**Task objective:**
Make an exact copy of all the material below, apart from the pictures.

(Dataset records on visual material)
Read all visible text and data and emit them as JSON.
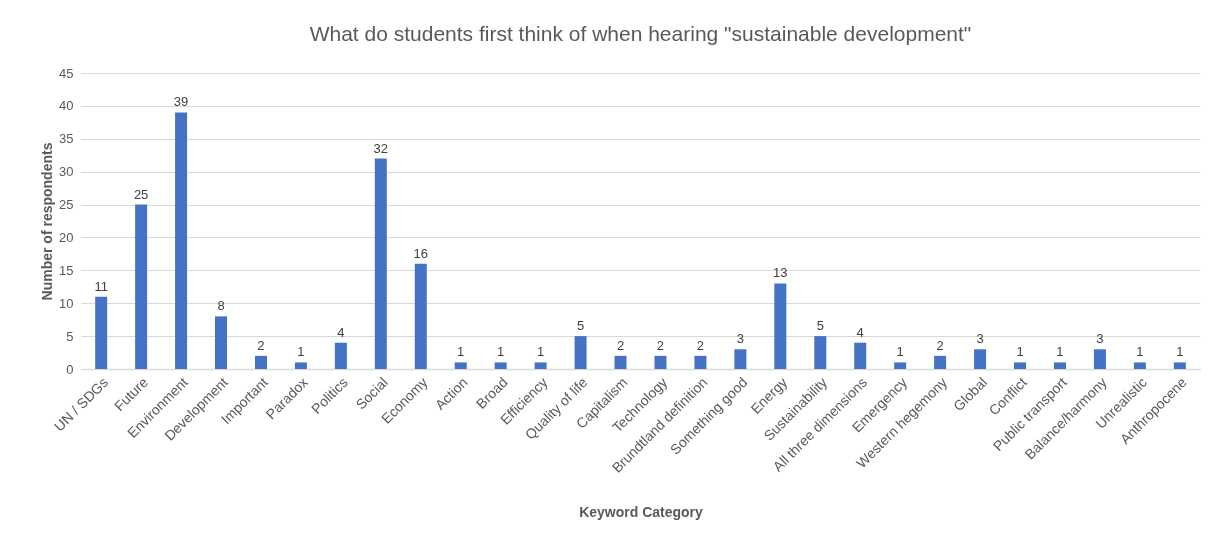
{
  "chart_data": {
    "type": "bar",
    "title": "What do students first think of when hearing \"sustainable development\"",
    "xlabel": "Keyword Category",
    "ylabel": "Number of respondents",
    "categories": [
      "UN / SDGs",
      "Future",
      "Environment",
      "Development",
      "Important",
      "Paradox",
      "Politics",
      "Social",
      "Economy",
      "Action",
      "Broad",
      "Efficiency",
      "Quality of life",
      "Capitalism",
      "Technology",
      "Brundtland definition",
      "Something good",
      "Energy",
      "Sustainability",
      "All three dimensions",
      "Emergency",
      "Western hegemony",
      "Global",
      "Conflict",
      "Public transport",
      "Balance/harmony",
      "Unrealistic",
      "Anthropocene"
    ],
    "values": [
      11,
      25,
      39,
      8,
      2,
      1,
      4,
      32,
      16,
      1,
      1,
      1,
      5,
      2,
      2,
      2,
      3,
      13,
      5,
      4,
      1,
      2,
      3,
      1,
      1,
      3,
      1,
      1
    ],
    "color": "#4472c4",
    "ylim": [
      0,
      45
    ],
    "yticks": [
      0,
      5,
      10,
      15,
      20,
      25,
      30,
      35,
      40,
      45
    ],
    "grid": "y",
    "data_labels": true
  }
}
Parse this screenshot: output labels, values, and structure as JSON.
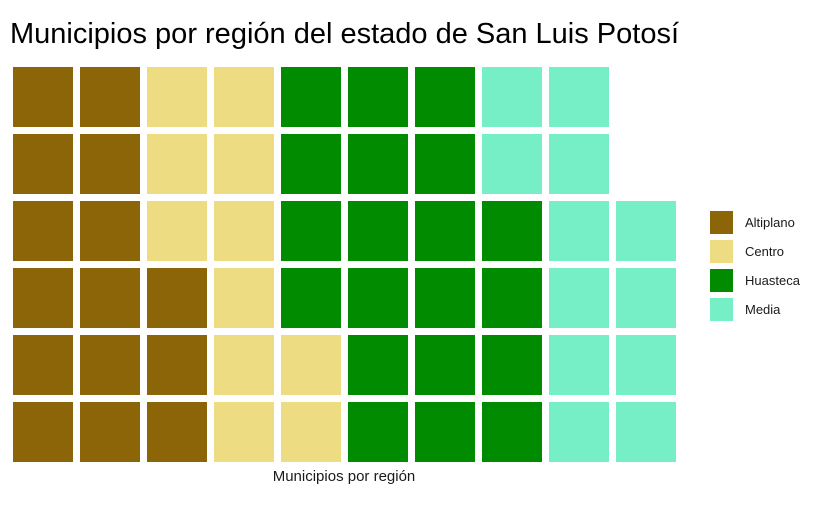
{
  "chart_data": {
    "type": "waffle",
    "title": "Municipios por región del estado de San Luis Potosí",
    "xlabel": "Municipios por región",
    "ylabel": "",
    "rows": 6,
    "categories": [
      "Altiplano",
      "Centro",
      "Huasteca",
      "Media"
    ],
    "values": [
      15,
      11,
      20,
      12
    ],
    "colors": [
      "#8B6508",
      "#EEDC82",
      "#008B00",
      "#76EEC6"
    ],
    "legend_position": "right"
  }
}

**Finished answer:**
Read all visible text and data and emit them as JSON.
{
  "chart_data": {
    "type": "bar",
    "title": "What do students first think of when hearing \"sustainable development\"",
    "xlabel": "Keyword Category",
    "ylabel": "Number of respondents",
    "categories": [
      "UN / SDGs",
      "Future",
      "Environment",
      "Development",
      "Important",
      "Paradox",
      "Politics",
      "Social",
      "Economy",
      "Action",
      "Broad",
      "Efficiency",
      "Quality of life",
      "Capitalism",
      "Technology",
      "Brundtland definition",
      "Something good",
      "Energy",
      "Sustainability",
      "All three dimensions",
      "Emergency",
      "Western hegemony",
      "Global",
      "Conflict",
      "Public transport",
      "Balance/harmony",
      "Unrealistic",
      "Anthropocene"
    ],
    "values": [
      11,
      25,
      39,
      8,
      2,
      1,
      4,
      32,
      16,
      1,
      1,
      1,
      5,
      2,
      2,
      2,
      3,
      13,
      5,
      4,
      1,
      2,
      3,
      1,
      1,
      3,
      1,
      1
    ],
    "color": "#4472c4",
    "ylim": [
      0,
      45
    ],
    "yticks": [
      0,
      5,
      10,
      15,
      20,
      25,
      30,
      35,
      40,
      45
    ],
    "grid": "y",
    "data_labels": true
  }
}
Parse this screenshot: output labels, values, and structure as JSON.
{
  "chart_data": {
    "type": "waffle",
    "title": "Municipios por región del estado de San Luis Potosí",
    "xlabel": "Municipios por región",
    "ylabel": "",
    "rows": 6,
    "categories": [
      "Altiplano",
      "Centro",
      "Huasteca",
      "Media"
    ],
    "values": [
      15,
      11,
      20,
      12
    ],
    "colors": [
      "#8B6508",
      "#EEDC82",
      "#008B00",
      "#76EEC6"
    ],
    "legend_position": "right"
  }
}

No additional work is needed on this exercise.